WRITTEN REQUEST: Repeat the entries below exactly as they appear, with no pictures.

DATA EXTRACT:
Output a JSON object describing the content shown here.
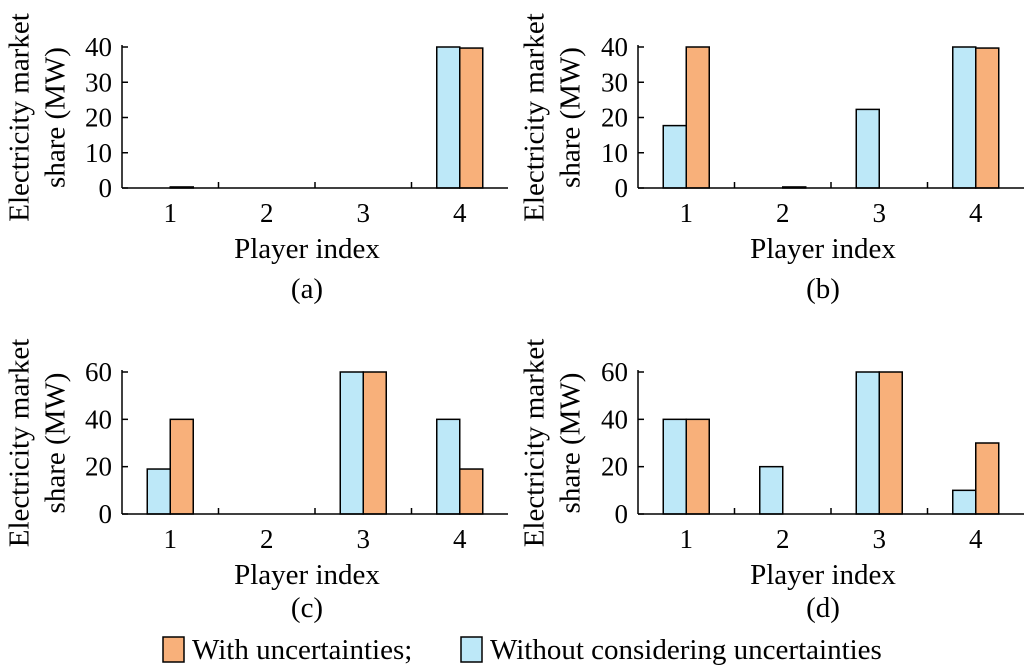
{
  "chart_data": [
    {
      "type": "bar",
      "panel_label": "(a)",
      "categories": [
        "1",
        "2",
        "3",
        "4"
      ],
      "xlabel": "Player index",
      "ylabel_lines": [
        "Electricity market",
        "share (MW)"
      ],
      "ylim": [
        0,
        40
      ],
      "yticks": [
        0,
        10,
        20,
        30,
        40
      ],
      "series": [
        {
          "key": "without",
          "values": [
            0,
            0,
            0,
            40
          ]
        },
        {
          "key": "with",
          "values": [
            0.3,
            0,
            0,
            39.7
          ]
        }
      ]
    },
    {
      "type": "bar",
      "panel_label": "(b)",
      "categories": [
        "1",
        "2",
        "3",
        "4"
      ],
      "xlabel": "Player index",
      "ylabel_lines": [
        "Electricity market",
        "share (MW)"
      ],
      "ylim": [
        0,
        40
      ],
      "yticks": [
        0,
        10,
        20,
        30,
        40
      ],
      "series": [
        {
          "key": "without",
          "values": [
            17.7,
            0,
            22.3,
            40
          ]
        },
        {
          "key": "with",
          "values": [
            40,
            0.3,
            0,
            39.7
          ]
        }
      ]
    },
    {
      "type": "bar",
      "panel_label": "(c)",
      "categories": [
        "1",
        "2",
        "3",
        "4"
      ],
      "xlabel": "Player index",
      "ylabel_lines": [
        "Electricity market",
        "share (MW)"
      ],
      "ylim": [
        0,
        60
      ],
      "yticks": [
        0,
        20,
        40,
        60
      ],
      "series": [
        {
          "key": "without",
          "values": [
            19,
            0,
            60,
            40
          ]
        },
        {
          "key": "with",
          "values": [
            40,
            0,
            60,
            19
          ]
        }
      ]
    },
    {
      "type": "bar",
      "panel_label": "(d)",
      "categories": [
        "1",
        "2",
        "3",
        "4"
      ],
      "xlabel": "Player index",
      "ylabel_lines": [
        "Electricity market",
        "share (MW)"
      ],
      "ylim": [
        0,
        60
      ],
      "yticks": [
        0,
        20,
        40,
        60
      ],
      "series": [
        {
          "key": "without",
          "values": [
            40,
            20,
            60,
            10
          ]
        },
        {
          "key": "with",
          "values": [
            40,
            0,
            60,
            30
          ]
        }
      ]
    }
  ],
  "legend": {
    "items": [
      {
        "key": "with",
        "label": "With uncertainties;"
      },
      {
        "key": "without",
        "label": "Without considering uncertainties"
      }
    ]
  },
  "colors": {
    "with": "#f8b07a",
    "without": "#bde8f8",
    "stroke": "#000000"
  }
}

SOLUTION BELOW:
Output a JSON object describing the content shown here.
{
  "chart_data": [
    {
      "type": "bar",
      "panel_label": "(a)",
      "categories": [
        "1",
        "2",
        "3",
        "4"
      ],
      "xlabel": "Player index",
      "ylabel_lines": [
        "Electricity market",
        "share (MW)"
      ],
      "ylim": [
        0,
        40
      ],
      "yticks": [
        0,
        10,
        20,
        30,
        40
      ],
      "series": [
        {
          "key": "without",
          "values": [
            0,
            0,
            0,
            40
          ]
        },
        {
          "key": "with",
          "values": [
            0.3,
            0,
            0,
            39.7
          ]
        }
      ]
    },
    {
      "type": "bar",
      "panel_label": "(b)",
      "categories": [
        "1",
        "2",
        "3",
        "4"
      ],
      "xlabel": "Player index",
      "ylabel_lines": [
        "Electricity market",
        "share (MW)"
      ],
      "ylim": [
        0,
        40
      ],
      "yticks": [
        0,
        10,
        20,
        30,
        40
      ],
      "series": [
        {
          "key": "without",
          "values": [
            17.7,
            0,
            22.3,
            40
          ]
        },
        {
          "key": "with",
          "values": [
            40,
            0.3,
            0,
            39.7
          ]
        }
      ]
    },
    {
      "type": "bar",
      "panel_label": "(c)",
      "categories": [
        "1",
        "2",
        "3",
        "4"
      ],
      "xlabel": "Player index",
      "ylabel_lines": [
        "Electricity market",
        "share (MW)"
      ],
      "ylim": [
        0,
        60
      ],
      "yticks": [
        0,
        20,
        40,
        60
      ],
      "series": [
        {
          "key": "without",
          "values": [
            19,
            0,
            60,
            40
          ]
        },
        {
          "key": "with",
          "values": [
            40,
            0,
            60,
            19
          ]
        }
      ]
    },
    {
      "type": "bar",
      "panel_label": "(d)",
      "categories": [
        "1",
        "2",
        "3",
        "4"
      ],
      "xlabel": "Player index",
      "ylabel_lines": [
        "Electricity market",
        "share (MW)"
      ],
      "ylim": [
        0,
        60
      ],
      "yticks": [
        0,
        20,
        40,
        60
      ],
      "series": [
        {
          "key": "without",
          "values": [
            40,
            20,
            60,
            10
          ]
        },
        {
          "key": "with",
          "values": [
            40,
            0,
            60,
            30
          ]
        }
      ]
    }
  ],
  "legend": {
    "items": [
      {
        "key": "with",
        "label": "With uncertainties;"
      },
      {
        "key": "without",
        "label": "Without considering uncertainties"
      }
    ]
  },
  "colors": {
    "with": "#f8b07a",
    "without": "#bde8f8",
    "stroke": "#000000"
  }
}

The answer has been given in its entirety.